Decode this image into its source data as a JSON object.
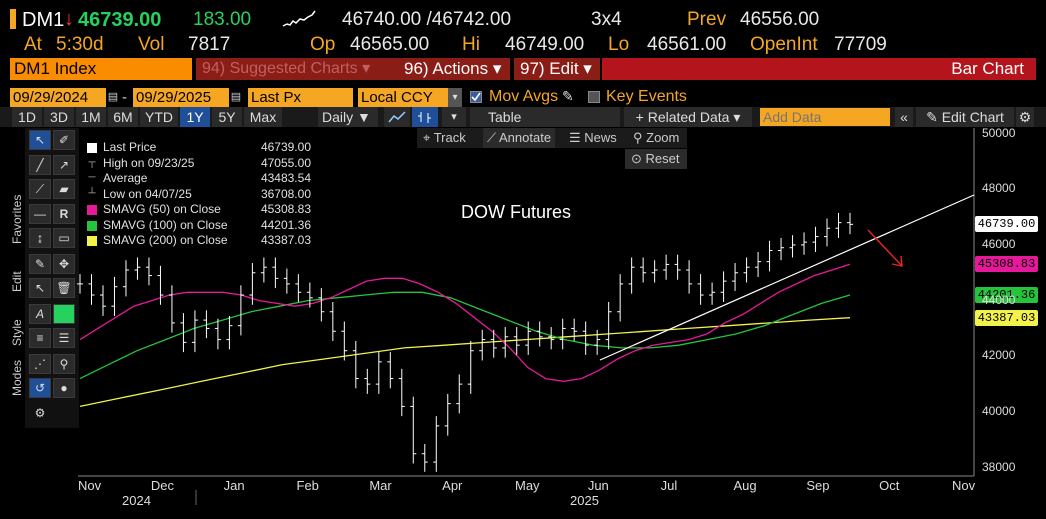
{
  "quote": {
    "ticker": "DM1",
    "arrow": "↓",
    "last": "46739.00",
    "change": "183.00",
    "bid_ask": "46740.00 /46742.00",
    "size": "3x4",
    "prev_label": "Prev",
    "prev": "46556.00",
    "at_label": "At",
    "at": "5:30d",
    "vol_label": "Vol",
    "vol": "7817",
    "op_label": "Op",
    "op": "46565.00",
    "hi_label": "Hi",
    "hi": "46749.00",
    "lo_label": "Lo",
    "lo": "46561.00",
    "oi_label": "OpenInt",
    "oi": "77709"
  },
  "menubar": {
    "security": "DM1 Index",
    "suggested": "94) Suggested Charts ▾",
    "actions": "96) Actions ▾",
    "edit": "97) Edit ▾",
    "chart_type": "Bar Chart"
  },
  "controls": {
    "start_date": "09/29/2024",
    "end_date": "09/29/2025",
    "field": "Last Px",
    "currency": "Local CCY",
    "mov_avgs": "Mov Avgs",
    "key_events": "Key Events"
  },
  "periods": [
    "1D",
    "3D",
    "1M",
    "6M",
    "YTD",
    "1Y",
    "5Y",
    "Max"
  ],
  "selected_period": "1Y",
  "toolbar": {
    "daily": "Daily ▼",
    "table": "Table",
    "related": "+ Related Data ▾",
    "add_data_placeholder": "Add Data",
    "edit_chart": "Edit Chart",
    "track": "Track",
    "annotate": "Annotate",
    "news": "News",
    "zoom": "Zoom",
    "reset": "Reset"
  },
  "side_tabs": [
    "Favorites",
    "Edit",
    "Style",
    "Modes"
  ],
  "legend": [
    {
      "name": "Last Price",
      "value": "46739.00",
      "color": "#ffffff"
    },
    {
      "name": "High on 09/23/25",
      "value": "47055.00",
      "color": ""
    },
    {
      "name": "Average",
      "value": "43483.54",
      "color": ""
    },
    {
      "name": "Low on 04/07/25",
      "value": "36708.00",
      "color": ""
    },
    {
      "name": "SMAVG (50)  on Close",
      "value": "45308.83",
      "color": "#e6199b"
    },
    {
      "name": "SMAVG (100)  on Close",
      "value": "44201.36",
      "color": "#26c43a"
    },
    {
      "name": "SMAVG (200)  on Close",
      "value": "43387.03",
      "color": "#f2f24a"
    }
  ],
  "annotation": "DOW Futures",
  "price_labels": [
    {
      "value": "46739.00",
      "color": "#ffffff"
    },
    {
      "value": "45308.83",
      "color": "#e6199b"
    },
    {
      "value": "44201.36",
      "color": "#26c43a"
    },
    {
      "value": "43387.03",
      "color": "#f2f24a"
    }
  ],
  "chart_data": {
    "type": "bar",
    "title": "DOW Futures",
    "y_ticks": [
      38000,
      40000,
      42000,
      44000,
      46000,
      48000,
      50000
    ],
    "ylim": [
      37700,
      50200
    ],
    "x_labels": [
      "Nov",
      "Dec",
      "Jan",
      "Feb",
      "Mar",
      "Apr",
      "May",
      "Jun",
      "Jul",
      "Aug",
      "Sep",
      "Oct",
      "Nov"
    ],
    "year_labels": [
      "2024",
      "2025"
    ],
    "grid": false,
    "series": [
      {
        "name": "Last Price",
        "color": "#ffffff",
        "values": [
          44600,
          44200,
          43800,
          44500,
          45100,
          45200,
          44900,
          44200,
          43200,
          42500,
          43300,
          43000,
          42600,
          43100,
          44200,
          45000,
          45200,
          44800,
          44600,
          44300,
          44100,
          43600,
          42900,
          42200,
          41200,
          41000,
          41800,
          41200,
          40200,
          38500,
          38200,
          39500,
          40300,
          41000,
          42200,
          42600,
          42300,
          42700,
          42400,
          42900,
          42700,
          42600,
          43000,
          42900,
          42400,
          42600,
          43600,
          44600,
          45200,
          45000,
          45100,
          45300,
          45100,
          44600,
          44200,
          44300,
          44700,
          45000,
          45200,
          45400,
          45800,
          45900,
          46000,
          46100,
          46300,
          46600,
          46800,
          46739
        ]
      },
      {
        "name": "SMAVG (50)",
        "color": "#e6199b",
        "values": [
          42600,
          43000,
          43400,
          43800,
          44000,
          44200,
          44300,
          44300,
          44300,
          44200,
          44000,
          43900,
          43800,
          43900,
          44100,
          44400,
          44700,
          44800,
          44800,
          44600,
          44300,
          43900,
          43400,
          42900,
          42300,
          41600,
          41200,
          41100,
          41200,
          41500,
          41900,
          42200,
          42400,
          42500,
          42600,
          42800,
          43200,
          43500,
          43900,
          44300,
          44600,
          44900,
          45100,
          45308.83
        ]
      },
      {
        "name": "SMAVG (100)",
        "color": "#26c43a",
        "values": [
          41200,
          41700,
          42200,
          42600,
          43000,
          43300,
          43600,
          43800,
          44000,
          44100,
          44200,
          44300,
          44300,
          44100,
          43700,
          43300,
          42900,
          42600,
          42400,
          42300,
          42300,
          42400,
          42600,
          42800,
          43100,
          43500,
          43900,
          44201.36
        ]
      },
      {
        "name": "SMAVG (200)",
        "color": "#f2f24a",
        "values": [
          40200,
          40500,
          40800,
          41100,
          41400,
          41700,
          41900,
          42100,
          42300,
          42400,
          42500,
          42600,
          42700,
          42800,
          42900,
          43000,
          43100,
          43200,
          43300,
          43387.03
        ]
      }
    ]
  }
}
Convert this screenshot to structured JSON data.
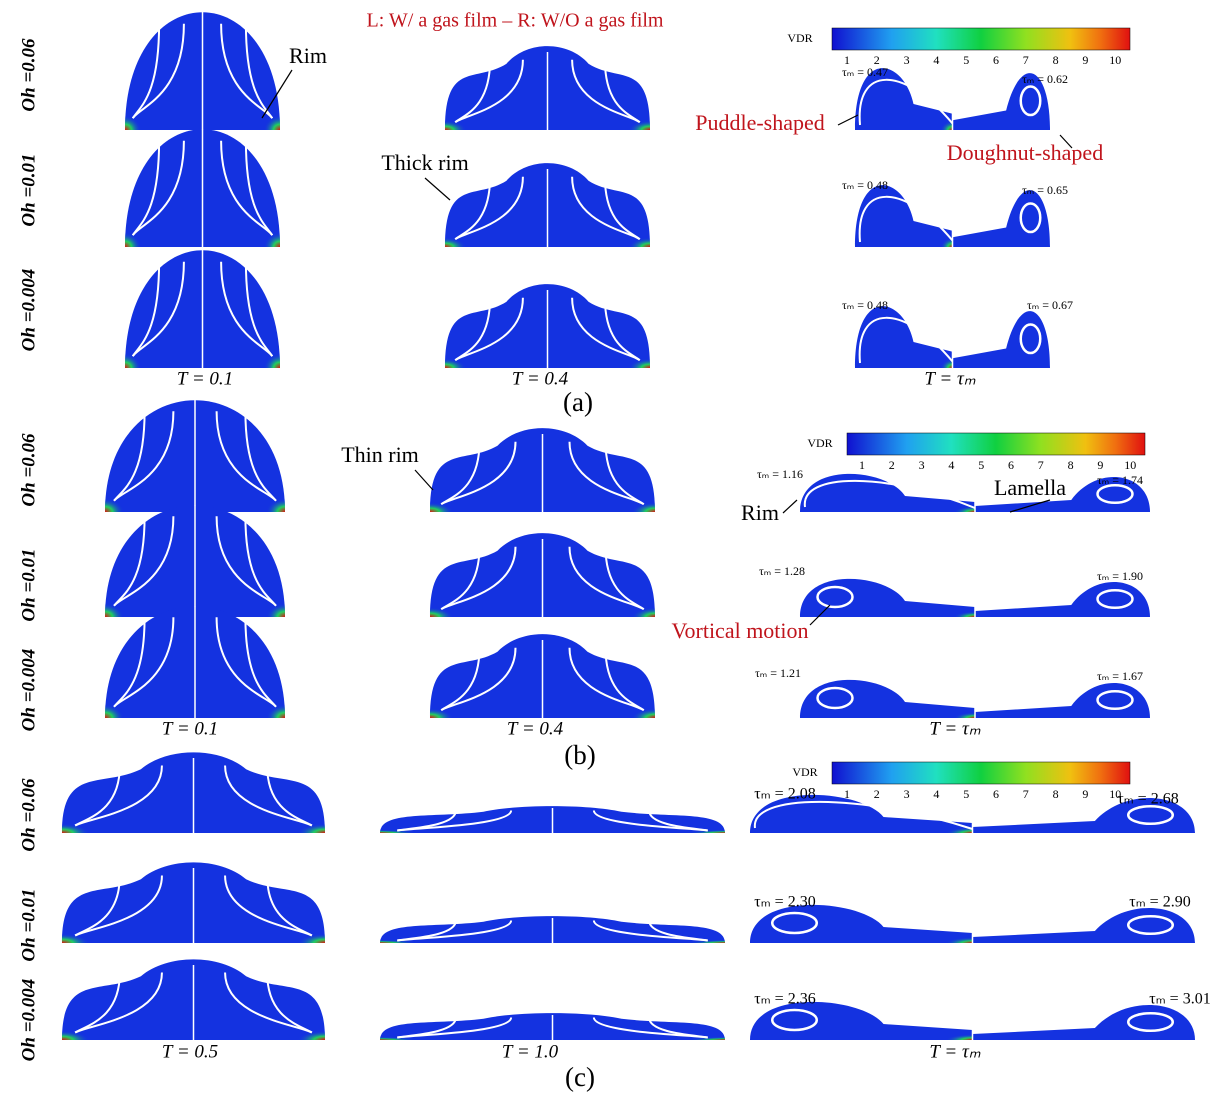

→ **Exercise**: Some lines of the data may hold the word "name". Say how many do, with nothing else.

→ **Output of the exercise**: 11